### [Written exercise]
Check every line of the entries below for the word "Management", and copy the ones that have it.
— START Dataset —
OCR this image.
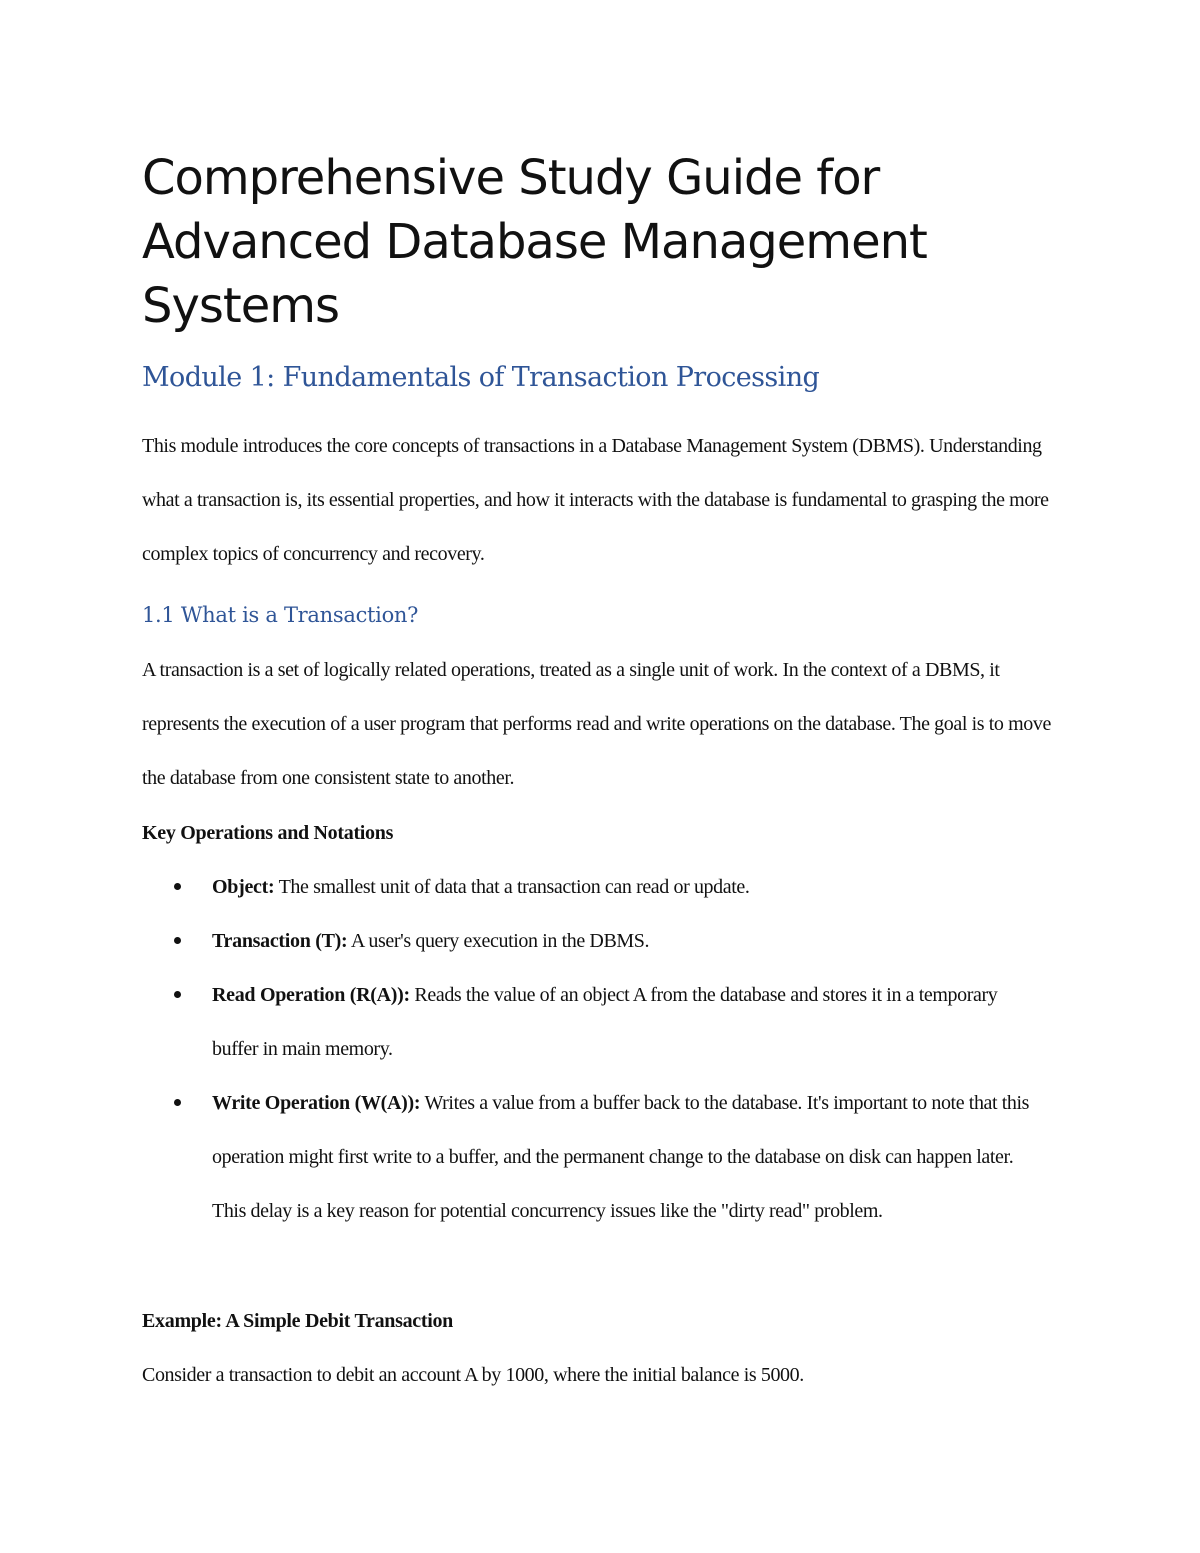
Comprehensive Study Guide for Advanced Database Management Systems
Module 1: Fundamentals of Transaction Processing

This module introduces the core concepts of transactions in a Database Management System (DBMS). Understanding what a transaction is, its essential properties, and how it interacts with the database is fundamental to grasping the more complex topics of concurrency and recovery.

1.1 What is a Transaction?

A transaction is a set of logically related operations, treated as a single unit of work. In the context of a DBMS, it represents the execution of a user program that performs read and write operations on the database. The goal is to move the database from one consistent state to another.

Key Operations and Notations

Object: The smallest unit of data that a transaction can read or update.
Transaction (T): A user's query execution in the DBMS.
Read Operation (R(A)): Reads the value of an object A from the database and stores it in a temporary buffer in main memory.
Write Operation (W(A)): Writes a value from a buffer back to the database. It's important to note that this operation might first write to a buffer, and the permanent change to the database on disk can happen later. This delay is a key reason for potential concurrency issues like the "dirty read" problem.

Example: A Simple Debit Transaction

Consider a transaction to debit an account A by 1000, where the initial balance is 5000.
— END Dataset —
### [Result of the task]
Comprehensive Study Guide for Advanced Database Management Systems
This module introduces the core concepts of transactions in a Database Management System (DBMS). Understanding what a transaction is, its essential properties, and how it interacts with the database is fundamental to grasping the more complex topics of concurrency and recovery.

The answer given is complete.